Text block →
+---+
Louisiana Highway 46 (LA 46) is a state highway in Louisiana that serves Orleans and St. Bernard Parishes.  It runs in a west to east direction for a total length of . It is demarcated as Elysian Fields Avenue and St. Claude Avenue in the city of New Orleans and as St. Bernard Highway, Bayou Road, East Judge Perez Drive, Florissant Highway and Yscloskey Highway in St. Bernard Parish. The highway is recognized by the United States Department of Transportation as San Bernardo Scenic Byway.

Route description
In New Orleans, LA 46 begins as Elysian Fields Avenue at an intersection with LA 39 (North Claiborne Avenue) and LA 3021 (Elysian Fields Avenue).  After heading south five blocks, LA 46 turns onto St. Claude Avenue and heads east.  It crosses the Industrial Canal via the St. Claude Avenue Bridge and runs through the city's Lower 9th Ward, continuing to parallel to the Mississippi River.  Approximately one-half mile east of the Orleans-St. Bernard Parish line, LA 46 becomes St. Bernard Highway. Serving as the southernmost west–east thoroughfare of the parish, it intersects LA 47 (Paris Road) and LA 3238 (Palmisano Boulevard) in Chalmette. After continuing in a south-southeast direction, the highway turns east and again meets LA 39, which has turned west, at Bayou Road. The two highways run concurrently for two miles (3 km) near the end of East Judge Perez Drive, at which point LA 46 turns east through the community of Reggio and LA 300. From there, LA 46 connects to the towns of Yscloskey (via LA 625), Shell Beach, and Hopedale (via LA 624) before ending at a dead end with the Mississippi River-Gulf Outlet Canal.
+---+
Data under study →
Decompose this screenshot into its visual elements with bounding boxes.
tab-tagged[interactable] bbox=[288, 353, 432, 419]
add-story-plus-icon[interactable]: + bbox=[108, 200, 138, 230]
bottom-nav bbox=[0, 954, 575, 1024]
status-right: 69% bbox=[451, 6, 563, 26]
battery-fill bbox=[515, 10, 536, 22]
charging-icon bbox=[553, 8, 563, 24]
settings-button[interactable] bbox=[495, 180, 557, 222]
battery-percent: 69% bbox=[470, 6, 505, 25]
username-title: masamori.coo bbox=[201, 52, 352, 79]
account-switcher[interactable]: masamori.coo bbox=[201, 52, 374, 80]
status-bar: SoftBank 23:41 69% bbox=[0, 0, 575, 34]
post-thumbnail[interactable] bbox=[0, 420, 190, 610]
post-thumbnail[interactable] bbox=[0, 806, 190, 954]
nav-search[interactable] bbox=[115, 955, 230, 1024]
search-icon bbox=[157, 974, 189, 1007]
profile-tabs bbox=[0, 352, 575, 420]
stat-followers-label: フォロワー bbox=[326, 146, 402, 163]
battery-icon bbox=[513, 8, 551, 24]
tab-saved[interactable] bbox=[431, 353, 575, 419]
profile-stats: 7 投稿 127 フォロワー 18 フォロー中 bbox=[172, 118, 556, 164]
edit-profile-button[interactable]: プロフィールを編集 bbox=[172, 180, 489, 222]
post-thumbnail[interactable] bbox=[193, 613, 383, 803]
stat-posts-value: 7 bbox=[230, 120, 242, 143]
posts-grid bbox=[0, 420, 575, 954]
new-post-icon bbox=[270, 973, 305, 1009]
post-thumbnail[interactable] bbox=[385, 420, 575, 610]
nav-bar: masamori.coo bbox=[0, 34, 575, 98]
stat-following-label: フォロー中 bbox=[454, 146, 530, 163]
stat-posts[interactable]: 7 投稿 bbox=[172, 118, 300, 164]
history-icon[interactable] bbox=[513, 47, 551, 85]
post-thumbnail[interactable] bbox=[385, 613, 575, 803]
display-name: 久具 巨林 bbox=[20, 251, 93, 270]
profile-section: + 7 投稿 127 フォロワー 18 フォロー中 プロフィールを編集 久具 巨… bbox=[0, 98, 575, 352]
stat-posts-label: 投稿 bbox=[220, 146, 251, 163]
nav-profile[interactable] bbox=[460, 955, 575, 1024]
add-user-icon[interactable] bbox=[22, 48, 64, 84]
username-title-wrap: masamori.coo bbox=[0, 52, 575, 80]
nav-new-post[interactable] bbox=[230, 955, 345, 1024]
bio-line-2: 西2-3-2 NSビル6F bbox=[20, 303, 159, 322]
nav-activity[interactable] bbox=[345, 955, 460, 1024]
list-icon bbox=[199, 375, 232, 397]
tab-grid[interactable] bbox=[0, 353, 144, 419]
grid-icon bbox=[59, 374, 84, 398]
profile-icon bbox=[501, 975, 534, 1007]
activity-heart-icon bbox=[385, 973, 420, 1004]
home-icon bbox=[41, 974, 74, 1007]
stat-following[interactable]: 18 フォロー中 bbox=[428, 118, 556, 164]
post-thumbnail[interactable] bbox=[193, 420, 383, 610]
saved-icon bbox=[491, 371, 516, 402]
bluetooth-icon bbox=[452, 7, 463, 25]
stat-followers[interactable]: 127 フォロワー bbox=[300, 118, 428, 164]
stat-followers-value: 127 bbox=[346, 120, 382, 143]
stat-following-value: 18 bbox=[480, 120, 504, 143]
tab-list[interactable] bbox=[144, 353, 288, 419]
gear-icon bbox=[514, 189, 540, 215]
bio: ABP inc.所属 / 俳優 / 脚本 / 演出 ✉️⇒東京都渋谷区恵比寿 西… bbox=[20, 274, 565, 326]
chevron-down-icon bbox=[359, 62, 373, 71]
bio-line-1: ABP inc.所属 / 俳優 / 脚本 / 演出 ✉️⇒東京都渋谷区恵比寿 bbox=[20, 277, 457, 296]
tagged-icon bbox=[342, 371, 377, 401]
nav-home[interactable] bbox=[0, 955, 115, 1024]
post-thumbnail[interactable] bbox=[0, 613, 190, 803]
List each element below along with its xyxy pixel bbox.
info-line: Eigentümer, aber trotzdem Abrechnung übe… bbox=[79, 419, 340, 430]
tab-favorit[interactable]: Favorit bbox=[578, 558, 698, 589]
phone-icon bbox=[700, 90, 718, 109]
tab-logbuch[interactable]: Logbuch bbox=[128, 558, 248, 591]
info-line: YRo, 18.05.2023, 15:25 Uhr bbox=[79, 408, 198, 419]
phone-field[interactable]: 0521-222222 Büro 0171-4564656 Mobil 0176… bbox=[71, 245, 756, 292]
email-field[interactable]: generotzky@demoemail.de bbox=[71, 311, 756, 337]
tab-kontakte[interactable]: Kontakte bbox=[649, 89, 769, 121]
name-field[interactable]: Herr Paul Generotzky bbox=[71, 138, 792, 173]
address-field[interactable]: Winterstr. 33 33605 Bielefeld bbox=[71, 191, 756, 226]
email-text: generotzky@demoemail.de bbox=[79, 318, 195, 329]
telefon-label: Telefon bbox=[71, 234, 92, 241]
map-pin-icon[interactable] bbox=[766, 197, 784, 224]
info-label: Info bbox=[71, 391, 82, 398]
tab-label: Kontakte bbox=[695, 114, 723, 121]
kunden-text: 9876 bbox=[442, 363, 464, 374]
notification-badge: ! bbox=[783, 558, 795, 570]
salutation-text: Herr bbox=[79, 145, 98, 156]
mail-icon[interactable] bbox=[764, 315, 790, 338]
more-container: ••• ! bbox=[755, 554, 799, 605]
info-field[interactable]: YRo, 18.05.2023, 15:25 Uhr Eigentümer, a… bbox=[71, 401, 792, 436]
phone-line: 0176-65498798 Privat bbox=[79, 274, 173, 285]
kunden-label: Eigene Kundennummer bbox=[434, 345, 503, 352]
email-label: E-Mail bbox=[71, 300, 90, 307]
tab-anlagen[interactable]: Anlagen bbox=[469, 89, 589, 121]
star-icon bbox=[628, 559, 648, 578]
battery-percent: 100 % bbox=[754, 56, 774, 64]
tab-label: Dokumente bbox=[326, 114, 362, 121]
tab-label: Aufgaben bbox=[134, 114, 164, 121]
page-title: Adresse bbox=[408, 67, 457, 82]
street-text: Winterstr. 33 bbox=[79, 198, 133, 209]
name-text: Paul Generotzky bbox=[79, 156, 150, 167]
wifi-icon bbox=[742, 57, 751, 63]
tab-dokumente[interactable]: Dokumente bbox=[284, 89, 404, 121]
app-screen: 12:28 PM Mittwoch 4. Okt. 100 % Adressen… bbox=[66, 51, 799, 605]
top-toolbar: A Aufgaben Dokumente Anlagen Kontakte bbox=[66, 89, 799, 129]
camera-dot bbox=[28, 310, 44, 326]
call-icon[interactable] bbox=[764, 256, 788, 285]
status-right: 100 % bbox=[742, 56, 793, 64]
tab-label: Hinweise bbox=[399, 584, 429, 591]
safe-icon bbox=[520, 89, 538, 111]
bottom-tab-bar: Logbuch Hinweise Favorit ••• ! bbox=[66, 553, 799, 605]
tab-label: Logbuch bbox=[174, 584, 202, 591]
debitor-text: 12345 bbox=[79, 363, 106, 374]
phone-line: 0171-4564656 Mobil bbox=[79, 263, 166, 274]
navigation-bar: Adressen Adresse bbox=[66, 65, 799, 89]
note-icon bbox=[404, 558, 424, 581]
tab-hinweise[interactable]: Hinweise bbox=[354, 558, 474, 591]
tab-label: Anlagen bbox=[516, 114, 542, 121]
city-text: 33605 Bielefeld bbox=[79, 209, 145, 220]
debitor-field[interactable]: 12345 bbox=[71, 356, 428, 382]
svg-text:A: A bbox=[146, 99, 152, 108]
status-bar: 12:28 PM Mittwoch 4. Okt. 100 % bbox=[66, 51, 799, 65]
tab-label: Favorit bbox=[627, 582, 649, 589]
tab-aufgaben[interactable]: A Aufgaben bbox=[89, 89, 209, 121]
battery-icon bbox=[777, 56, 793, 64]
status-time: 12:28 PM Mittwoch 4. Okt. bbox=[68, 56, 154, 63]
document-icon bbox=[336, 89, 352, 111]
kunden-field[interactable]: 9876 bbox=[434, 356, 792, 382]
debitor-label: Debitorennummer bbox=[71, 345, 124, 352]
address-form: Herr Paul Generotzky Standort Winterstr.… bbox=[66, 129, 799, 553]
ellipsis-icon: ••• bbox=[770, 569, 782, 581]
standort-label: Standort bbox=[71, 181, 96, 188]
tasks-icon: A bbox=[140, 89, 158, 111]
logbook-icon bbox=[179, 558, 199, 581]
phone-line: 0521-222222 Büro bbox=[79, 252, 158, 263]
+---+
Required action 1 → Translate this sentence from the Louisiana Highway 46 article into Spanish: "After heading south five blocks, LA 46 turns onto St. Claude Avenue and heads east."
Required action 2 → Please resume the Louisiana Highway 46 article after its last sentence.
The records have no connection to the Louisiana Highway 46 article.

Exercise response 1 → Después de avanzar cinco cuadras hacia el sur, la LA 46 gira hacia St. Claude Avenue y se dirige al este.

Exercise response 2 →
LA 46 is a divided, four-lane highway from LA 39/LA 3021/North Claiborne Avenue to LA 47/Paris Road, where it narrows to an undivided, two-lane highway from LA 47/Paris Road to the westernmost intersection with the LA 300/Bayou Road. The route again widens to four lanes and becomes a divided highway from the westernmost intersection with the LA 300/Bayou Road to the easternmost intersection with LA 300/Bayou Road before narrowing again to an undivided, two-lane roadway from the easternmost intersection with LA 300/Bayou Road to the eastern terminus at Shell Beach.

Major intersections

References

External links

La DOTD State, District, and Parish Maps
District 02
Orleans Parish
St. Bernard Parish (West Section)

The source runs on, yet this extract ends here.